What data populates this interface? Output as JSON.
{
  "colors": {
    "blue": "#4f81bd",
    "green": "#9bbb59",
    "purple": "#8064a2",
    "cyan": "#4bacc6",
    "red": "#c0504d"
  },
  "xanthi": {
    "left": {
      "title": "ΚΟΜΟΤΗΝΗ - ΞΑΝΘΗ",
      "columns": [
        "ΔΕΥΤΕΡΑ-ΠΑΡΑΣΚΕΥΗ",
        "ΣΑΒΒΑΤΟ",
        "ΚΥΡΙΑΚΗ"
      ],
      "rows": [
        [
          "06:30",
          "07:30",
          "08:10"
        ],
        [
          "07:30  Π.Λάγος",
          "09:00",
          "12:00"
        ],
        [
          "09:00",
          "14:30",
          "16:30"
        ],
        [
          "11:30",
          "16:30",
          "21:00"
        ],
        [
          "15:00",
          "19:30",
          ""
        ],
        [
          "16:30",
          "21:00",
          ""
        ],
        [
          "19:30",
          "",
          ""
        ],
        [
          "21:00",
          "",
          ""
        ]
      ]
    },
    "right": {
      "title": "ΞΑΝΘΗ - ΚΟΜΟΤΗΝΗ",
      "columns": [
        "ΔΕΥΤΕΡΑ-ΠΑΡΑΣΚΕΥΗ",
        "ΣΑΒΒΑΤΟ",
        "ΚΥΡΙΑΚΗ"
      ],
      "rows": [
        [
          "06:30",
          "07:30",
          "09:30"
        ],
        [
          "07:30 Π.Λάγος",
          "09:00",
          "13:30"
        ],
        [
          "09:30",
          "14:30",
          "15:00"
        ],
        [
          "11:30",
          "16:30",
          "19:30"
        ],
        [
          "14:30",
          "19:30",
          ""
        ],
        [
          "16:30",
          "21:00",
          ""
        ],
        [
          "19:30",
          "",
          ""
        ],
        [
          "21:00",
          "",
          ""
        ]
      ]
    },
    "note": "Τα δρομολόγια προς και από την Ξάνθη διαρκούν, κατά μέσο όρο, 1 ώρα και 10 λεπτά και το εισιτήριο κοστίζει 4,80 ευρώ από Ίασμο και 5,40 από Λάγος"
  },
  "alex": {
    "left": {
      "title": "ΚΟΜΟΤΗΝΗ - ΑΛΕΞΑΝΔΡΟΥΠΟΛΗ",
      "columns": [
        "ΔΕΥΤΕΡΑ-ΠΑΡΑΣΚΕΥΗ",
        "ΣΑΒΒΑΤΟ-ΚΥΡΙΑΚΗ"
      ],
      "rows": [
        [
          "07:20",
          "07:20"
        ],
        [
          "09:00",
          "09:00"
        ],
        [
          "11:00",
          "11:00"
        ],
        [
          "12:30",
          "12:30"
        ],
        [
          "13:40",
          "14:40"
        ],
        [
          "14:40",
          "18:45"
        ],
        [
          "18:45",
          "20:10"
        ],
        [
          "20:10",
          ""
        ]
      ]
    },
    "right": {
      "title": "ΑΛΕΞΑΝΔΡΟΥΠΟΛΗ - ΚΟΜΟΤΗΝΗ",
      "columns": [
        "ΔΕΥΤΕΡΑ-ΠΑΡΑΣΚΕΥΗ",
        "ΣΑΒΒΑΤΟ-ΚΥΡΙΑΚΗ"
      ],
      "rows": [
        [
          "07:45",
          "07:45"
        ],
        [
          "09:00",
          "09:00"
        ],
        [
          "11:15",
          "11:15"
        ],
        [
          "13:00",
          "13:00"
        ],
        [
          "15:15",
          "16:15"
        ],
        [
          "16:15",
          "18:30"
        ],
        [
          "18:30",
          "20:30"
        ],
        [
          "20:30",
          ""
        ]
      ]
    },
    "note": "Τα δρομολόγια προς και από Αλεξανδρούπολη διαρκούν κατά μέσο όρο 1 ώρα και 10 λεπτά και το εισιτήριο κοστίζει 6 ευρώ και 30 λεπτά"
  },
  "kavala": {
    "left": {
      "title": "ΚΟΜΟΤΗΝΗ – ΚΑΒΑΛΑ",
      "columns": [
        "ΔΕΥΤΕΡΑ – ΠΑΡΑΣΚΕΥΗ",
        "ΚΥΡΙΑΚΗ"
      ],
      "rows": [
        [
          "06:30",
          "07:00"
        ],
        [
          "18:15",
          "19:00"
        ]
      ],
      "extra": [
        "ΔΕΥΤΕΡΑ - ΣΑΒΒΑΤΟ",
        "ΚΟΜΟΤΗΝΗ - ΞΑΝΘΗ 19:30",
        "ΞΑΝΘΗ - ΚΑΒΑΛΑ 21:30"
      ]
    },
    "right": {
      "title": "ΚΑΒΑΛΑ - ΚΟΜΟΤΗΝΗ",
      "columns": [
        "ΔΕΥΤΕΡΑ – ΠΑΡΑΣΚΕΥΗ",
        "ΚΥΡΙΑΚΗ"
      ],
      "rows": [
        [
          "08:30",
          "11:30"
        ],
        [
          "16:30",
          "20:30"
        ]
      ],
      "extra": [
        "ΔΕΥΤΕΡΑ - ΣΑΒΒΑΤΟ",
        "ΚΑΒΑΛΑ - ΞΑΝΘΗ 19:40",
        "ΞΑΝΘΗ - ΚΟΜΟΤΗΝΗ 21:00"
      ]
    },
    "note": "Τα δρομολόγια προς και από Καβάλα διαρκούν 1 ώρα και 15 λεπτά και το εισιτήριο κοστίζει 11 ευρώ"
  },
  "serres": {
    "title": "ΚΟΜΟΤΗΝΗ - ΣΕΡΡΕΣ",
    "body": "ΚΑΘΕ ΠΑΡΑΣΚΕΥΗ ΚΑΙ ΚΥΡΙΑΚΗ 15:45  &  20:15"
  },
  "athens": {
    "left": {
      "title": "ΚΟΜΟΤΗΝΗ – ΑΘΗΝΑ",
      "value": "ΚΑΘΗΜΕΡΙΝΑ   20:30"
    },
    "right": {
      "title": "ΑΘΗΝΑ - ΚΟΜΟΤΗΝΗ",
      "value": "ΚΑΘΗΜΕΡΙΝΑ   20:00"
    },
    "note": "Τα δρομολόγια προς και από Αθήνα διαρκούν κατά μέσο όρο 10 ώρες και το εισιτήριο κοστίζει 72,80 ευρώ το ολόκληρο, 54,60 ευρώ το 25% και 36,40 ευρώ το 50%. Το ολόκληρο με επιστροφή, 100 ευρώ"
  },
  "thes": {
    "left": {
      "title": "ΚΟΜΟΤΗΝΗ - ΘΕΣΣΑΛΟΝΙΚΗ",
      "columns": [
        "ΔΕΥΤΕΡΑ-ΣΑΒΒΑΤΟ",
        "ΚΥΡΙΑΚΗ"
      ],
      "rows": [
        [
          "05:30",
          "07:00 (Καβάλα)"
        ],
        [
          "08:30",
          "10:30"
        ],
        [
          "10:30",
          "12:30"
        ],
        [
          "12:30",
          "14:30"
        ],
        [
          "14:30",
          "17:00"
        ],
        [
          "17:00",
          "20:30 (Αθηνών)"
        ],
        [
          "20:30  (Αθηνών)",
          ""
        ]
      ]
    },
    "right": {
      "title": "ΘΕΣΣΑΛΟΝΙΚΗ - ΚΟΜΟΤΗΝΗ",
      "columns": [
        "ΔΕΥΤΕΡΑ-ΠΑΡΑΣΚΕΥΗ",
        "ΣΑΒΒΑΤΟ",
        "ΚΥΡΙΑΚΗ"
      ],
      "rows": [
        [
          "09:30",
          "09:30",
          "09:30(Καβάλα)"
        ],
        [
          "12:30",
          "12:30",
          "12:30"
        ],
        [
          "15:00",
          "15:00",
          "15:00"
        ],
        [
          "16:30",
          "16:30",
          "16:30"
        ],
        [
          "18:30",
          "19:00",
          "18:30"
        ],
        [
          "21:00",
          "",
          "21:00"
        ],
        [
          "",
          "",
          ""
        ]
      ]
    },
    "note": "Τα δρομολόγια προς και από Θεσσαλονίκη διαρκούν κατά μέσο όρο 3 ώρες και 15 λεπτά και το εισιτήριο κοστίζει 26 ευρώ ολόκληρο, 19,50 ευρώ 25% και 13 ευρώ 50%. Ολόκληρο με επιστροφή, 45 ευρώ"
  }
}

──────

**What to work on**
Copy every line of the entries above in which "Λάγος" occurs.

**Exercise result**
          "07:30  Π.Λάγος",
          "07:30 Π.Λάγος",
    "note": "Τα δρομολόγια προς και από την Ξάνθη διαρκούν, κατά μέσο όρο, 1 ώρα και 10 λεπτά και το εισιτήριο κοστίζει 4,80 ευρώ από Ίασμο και 5,40 από Λάγος"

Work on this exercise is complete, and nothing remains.